**Short exercise**
State the number of lines in the material below that have "ökar" in them, without any other text.

**Data lines**
—————

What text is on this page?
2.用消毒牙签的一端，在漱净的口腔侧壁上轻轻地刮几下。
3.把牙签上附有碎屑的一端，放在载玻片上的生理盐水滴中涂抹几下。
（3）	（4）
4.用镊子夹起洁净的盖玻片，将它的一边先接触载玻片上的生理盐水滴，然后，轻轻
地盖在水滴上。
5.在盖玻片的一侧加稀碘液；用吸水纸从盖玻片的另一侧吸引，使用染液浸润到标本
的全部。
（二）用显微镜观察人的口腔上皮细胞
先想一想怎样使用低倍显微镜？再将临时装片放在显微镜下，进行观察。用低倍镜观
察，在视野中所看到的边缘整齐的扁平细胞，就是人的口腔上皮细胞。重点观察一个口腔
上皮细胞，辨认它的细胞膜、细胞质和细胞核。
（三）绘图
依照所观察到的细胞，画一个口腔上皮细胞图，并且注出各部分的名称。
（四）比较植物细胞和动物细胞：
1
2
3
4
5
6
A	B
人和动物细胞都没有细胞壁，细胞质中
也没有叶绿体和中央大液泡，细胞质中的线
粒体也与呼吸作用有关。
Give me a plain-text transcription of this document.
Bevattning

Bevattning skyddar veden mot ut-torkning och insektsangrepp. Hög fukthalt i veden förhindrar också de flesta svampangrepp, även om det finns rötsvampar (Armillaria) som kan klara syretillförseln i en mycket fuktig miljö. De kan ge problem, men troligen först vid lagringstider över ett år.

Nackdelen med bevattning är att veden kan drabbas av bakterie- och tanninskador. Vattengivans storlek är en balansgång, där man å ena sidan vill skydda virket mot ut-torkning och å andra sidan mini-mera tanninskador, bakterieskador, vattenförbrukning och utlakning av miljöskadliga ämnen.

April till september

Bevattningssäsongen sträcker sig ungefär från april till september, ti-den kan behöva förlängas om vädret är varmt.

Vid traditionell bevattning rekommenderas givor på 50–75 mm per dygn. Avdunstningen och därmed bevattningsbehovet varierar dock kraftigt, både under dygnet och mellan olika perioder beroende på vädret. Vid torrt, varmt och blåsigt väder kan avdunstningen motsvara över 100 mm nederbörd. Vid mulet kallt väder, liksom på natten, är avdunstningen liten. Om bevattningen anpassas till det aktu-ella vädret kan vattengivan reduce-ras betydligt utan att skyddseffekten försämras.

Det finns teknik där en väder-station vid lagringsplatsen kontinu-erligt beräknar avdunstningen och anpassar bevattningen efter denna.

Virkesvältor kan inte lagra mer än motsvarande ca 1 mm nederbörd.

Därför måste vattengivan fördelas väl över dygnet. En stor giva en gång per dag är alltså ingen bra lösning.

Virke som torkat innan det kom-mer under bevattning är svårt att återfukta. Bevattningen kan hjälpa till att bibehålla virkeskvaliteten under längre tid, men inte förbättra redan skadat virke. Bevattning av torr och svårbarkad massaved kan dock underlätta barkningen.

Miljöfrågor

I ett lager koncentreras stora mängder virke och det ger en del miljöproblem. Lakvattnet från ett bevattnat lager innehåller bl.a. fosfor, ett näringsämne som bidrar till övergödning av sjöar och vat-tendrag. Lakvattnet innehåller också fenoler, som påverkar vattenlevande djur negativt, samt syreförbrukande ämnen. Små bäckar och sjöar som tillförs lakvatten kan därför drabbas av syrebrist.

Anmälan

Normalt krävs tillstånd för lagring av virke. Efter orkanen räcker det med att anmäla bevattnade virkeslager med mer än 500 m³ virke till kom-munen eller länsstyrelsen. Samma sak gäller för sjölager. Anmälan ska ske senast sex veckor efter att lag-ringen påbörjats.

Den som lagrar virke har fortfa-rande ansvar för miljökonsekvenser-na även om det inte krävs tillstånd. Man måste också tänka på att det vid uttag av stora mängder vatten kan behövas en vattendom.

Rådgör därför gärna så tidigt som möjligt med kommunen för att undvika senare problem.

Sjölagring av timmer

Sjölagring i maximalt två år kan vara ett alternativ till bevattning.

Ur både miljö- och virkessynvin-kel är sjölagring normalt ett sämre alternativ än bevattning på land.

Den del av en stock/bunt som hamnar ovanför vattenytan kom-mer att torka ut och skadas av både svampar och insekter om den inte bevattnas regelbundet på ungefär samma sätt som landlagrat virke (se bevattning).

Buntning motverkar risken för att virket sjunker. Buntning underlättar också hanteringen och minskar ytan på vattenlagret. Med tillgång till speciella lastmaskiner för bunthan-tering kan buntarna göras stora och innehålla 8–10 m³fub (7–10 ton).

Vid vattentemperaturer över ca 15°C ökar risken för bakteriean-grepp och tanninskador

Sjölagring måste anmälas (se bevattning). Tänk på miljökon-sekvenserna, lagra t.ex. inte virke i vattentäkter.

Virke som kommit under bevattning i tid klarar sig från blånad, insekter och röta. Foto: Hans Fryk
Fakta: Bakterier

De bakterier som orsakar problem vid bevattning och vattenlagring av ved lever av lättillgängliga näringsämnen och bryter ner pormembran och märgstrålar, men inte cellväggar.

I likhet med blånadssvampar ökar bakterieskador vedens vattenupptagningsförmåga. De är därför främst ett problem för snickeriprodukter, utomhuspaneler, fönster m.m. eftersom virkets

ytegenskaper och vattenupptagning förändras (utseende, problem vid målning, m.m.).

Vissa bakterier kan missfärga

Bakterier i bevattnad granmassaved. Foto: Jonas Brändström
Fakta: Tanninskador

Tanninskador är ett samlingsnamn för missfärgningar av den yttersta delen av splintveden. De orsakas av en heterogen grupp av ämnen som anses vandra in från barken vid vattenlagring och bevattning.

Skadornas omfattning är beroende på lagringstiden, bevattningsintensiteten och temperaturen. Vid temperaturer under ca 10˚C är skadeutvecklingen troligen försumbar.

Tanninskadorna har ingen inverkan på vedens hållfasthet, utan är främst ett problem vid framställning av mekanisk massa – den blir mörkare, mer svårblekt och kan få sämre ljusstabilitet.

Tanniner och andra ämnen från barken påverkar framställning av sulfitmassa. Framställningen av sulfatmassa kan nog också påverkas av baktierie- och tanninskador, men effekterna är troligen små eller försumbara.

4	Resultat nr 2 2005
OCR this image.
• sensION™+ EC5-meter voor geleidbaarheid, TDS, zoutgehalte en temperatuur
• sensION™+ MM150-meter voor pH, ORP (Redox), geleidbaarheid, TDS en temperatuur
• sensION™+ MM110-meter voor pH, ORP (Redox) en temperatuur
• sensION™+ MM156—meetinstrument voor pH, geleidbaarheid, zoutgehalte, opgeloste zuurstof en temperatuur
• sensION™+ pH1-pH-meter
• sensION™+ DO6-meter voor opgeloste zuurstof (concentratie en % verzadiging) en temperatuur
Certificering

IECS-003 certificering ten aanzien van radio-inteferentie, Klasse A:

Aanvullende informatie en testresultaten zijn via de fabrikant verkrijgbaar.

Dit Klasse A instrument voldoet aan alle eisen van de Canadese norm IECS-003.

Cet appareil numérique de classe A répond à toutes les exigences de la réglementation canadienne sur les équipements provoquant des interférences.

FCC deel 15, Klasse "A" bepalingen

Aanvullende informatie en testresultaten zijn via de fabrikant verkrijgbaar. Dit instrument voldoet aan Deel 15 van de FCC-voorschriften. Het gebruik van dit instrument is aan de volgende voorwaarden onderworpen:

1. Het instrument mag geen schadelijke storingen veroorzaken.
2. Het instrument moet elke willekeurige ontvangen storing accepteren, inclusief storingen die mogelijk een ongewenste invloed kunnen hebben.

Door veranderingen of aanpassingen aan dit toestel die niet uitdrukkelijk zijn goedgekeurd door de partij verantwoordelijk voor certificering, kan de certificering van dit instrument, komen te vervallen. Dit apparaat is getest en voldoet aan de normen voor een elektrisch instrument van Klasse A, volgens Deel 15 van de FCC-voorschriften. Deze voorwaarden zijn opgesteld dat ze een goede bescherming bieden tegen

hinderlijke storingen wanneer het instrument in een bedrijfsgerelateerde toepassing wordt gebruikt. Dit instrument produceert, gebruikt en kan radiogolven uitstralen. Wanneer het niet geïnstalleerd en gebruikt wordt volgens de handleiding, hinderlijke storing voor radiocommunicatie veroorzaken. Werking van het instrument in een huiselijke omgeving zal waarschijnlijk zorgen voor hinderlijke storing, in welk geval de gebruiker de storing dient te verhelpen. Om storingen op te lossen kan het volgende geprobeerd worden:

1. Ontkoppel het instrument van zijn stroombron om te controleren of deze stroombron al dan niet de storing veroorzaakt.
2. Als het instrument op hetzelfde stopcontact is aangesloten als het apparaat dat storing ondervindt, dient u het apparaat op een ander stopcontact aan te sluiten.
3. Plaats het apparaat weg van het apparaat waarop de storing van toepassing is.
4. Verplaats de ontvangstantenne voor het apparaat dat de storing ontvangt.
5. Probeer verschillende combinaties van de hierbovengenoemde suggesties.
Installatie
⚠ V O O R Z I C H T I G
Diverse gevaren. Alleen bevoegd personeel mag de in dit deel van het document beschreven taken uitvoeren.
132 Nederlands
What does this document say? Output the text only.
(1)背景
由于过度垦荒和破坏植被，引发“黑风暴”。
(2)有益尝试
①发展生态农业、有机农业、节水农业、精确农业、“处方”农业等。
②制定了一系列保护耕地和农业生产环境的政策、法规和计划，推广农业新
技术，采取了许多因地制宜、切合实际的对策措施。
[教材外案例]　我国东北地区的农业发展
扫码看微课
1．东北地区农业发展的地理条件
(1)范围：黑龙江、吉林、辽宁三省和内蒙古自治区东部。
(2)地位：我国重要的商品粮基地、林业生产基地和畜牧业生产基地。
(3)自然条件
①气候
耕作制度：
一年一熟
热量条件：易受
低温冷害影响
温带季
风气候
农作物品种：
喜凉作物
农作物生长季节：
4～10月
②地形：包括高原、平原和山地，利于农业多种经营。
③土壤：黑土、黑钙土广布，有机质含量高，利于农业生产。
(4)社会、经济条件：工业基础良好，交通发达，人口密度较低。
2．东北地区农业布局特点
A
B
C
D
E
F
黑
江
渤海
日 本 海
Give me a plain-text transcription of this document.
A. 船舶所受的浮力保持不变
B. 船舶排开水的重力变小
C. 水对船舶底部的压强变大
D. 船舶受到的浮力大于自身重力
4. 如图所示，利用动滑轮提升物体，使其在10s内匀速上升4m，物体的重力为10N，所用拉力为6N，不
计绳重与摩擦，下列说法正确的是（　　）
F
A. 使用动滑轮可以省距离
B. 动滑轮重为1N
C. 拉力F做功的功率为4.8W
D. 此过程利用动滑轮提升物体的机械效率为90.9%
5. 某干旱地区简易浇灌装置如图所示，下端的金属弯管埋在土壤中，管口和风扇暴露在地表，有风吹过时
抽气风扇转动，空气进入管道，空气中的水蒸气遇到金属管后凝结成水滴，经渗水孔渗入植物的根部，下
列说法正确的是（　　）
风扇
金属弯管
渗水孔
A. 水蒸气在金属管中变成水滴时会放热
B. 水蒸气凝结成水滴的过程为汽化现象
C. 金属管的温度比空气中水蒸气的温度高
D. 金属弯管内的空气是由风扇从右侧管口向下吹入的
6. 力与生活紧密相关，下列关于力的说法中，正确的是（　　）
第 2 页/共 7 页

—————

**Result**
2